Within the data below, state how many lines contain the string "Economics". Provide the number only.

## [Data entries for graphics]
— BEGIN —
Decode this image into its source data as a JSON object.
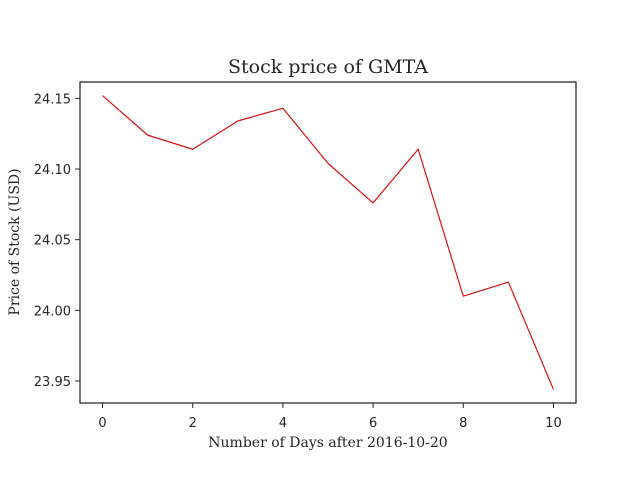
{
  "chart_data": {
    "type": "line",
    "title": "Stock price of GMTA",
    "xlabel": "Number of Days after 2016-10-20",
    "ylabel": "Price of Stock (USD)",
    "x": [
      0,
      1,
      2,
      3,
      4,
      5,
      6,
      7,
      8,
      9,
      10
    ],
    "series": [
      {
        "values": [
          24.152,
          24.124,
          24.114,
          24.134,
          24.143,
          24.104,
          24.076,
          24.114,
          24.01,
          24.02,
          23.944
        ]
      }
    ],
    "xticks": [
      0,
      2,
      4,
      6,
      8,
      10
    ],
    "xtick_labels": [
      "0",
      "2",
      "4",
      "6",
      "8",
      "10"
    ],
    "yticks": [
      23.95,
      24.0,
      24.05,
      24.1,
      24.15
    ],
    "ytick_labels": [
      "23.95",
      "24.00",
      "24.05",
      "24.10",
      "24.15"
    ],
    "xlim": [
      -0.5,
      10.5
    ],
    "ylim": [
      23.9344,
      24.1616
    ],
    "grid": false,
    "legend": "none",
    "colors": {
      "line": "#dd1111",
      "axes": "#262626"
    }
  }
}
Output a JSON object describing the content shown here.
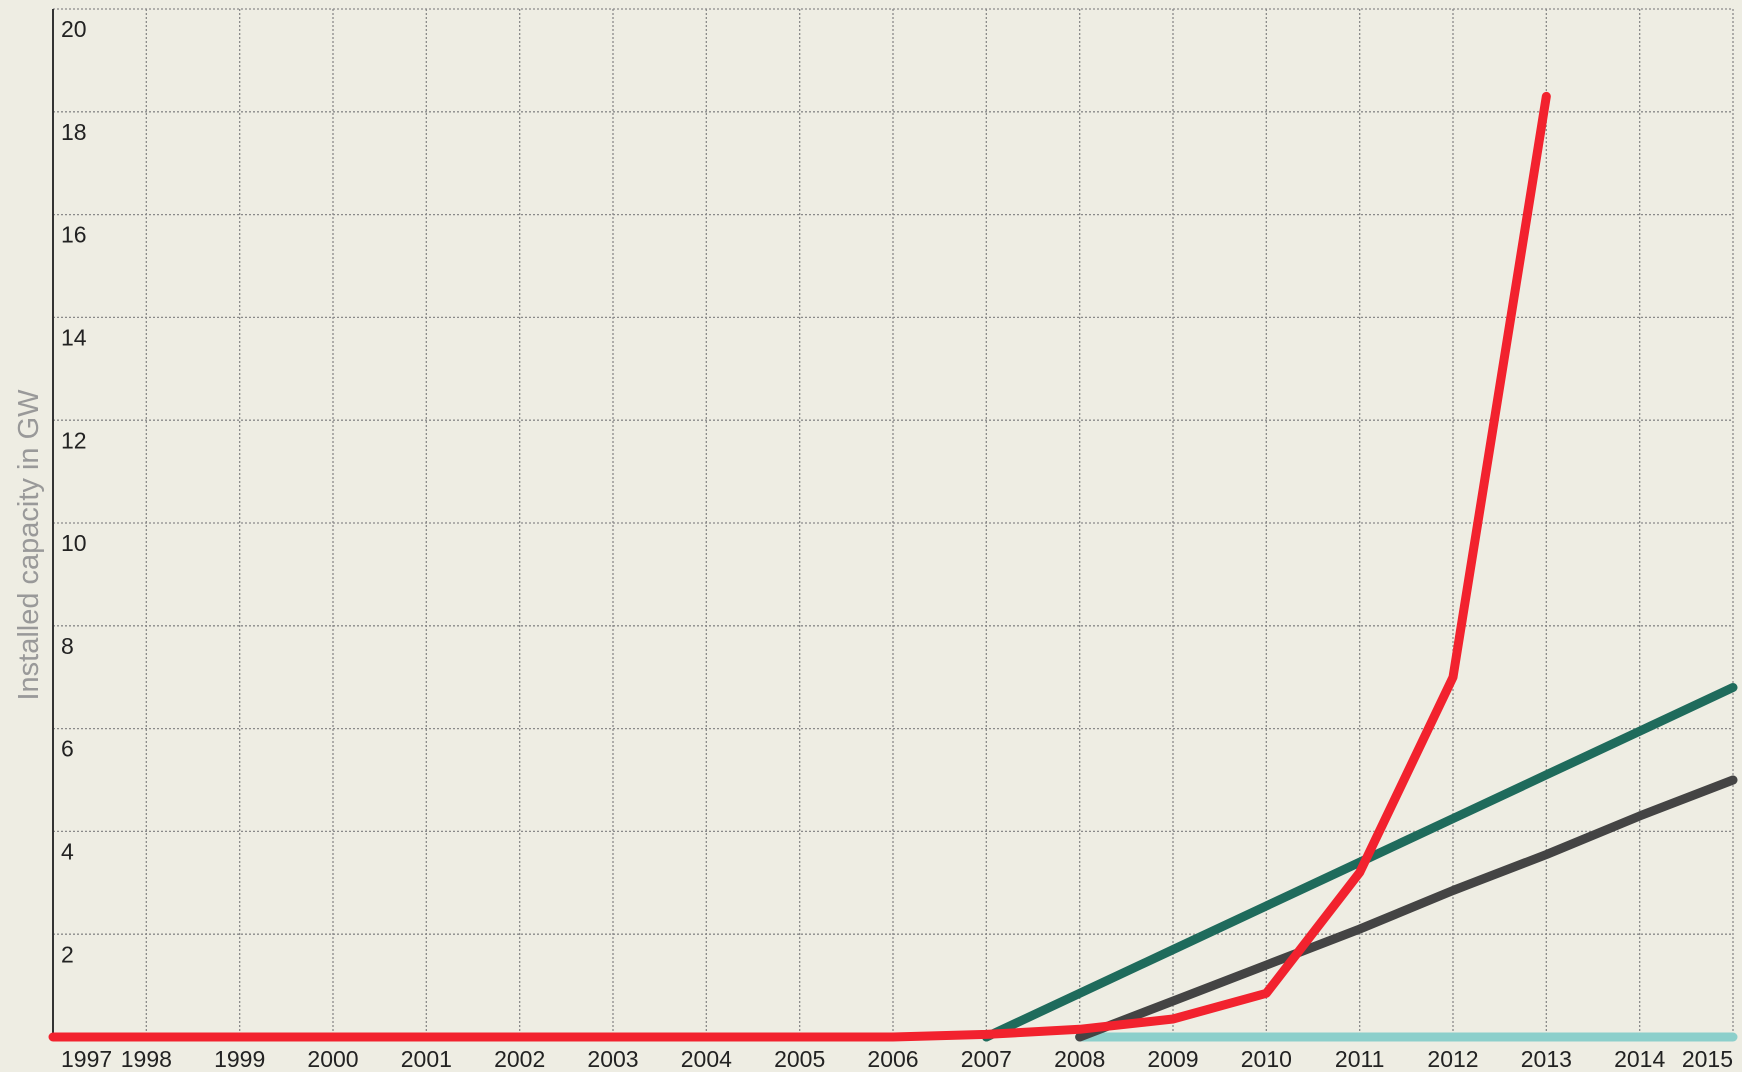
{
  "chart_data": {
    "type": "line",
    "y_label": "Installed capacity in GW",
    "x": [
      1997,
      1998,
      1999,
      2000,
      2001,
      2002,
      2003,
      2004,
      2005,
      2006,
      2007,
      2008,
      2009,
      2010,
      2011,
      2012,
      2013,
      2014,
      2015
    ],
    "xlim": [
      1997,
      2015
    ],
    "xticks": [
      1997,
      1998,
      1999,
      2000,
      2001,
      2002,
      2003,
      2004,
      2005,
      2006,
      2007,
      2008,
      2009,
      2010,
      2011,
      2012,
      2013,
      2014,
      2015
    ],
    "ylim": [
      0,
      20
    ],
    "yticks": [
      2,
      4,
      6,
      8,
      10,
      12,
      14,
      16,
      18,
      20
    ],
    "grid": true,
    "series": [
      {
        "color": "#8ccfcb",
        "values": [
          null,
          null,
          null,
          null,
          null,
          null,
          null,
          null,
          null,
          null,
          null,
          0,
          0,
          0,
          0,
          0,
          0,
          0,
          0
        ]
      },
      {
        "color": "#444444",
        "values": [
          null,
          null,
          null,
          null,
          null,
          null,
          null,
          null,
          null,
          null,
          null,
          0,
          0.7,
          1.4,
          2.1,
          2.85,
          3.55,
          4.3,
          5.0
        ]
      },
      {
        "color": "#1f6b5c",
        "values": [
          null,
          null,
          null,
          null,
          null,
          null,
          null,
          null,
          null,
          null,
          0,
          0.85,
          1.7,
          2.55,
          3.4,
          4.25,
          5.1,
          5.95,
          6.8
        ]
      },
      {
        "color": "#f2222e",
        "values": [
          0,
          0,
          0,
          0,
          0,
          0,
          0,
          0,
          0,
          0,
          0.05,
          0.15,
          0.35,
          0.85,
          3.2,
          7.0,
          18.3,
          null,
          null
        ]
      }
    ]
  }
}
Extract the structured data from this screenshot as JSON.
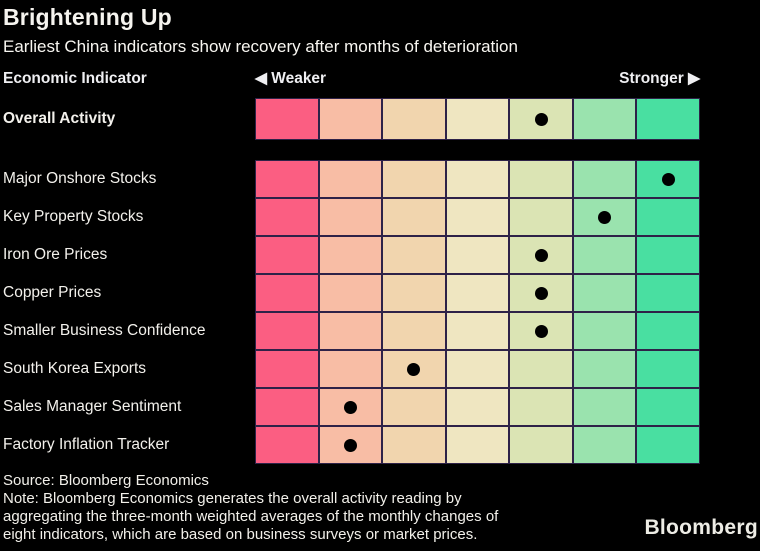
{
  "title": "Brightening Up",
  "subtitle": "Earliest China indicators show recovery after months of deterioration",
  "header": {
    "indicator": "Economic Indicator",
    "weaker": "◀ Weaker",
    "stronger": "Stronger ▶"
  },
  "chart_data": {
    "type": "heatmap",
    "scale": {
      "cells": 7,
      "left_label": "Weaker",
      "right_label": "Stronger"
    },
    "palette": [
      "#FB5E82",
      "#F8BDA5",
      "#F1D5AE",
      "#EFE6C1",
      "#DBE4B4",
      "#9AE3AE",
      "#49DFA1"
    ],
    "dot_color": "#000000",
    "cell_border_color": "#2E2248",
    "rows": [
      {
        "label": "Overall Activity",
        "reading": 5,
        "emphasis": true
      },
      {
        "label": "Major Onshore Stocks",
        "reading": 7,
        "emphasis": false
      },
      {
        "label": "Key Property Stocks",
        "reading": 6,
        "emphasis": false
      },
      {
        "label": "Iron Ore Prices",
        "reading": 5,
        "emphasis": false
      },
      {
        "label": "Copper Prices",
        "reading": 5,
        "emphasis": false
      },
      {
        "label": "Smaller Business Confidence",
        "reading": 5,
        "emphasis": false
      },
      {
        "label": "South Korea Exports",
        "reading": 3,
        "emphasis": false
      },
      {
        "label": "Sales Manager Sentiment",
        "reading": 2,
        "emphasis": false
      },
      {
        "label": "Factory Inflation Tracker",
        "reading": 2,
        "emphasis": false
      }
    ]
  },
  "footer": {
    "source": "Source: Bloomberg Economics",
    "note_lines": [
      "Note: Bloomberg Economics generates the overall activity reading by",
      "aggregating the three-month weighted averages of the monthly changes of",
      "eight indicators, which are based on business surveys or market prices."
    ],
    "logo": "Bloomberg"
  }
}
— END —
## [Result below]
2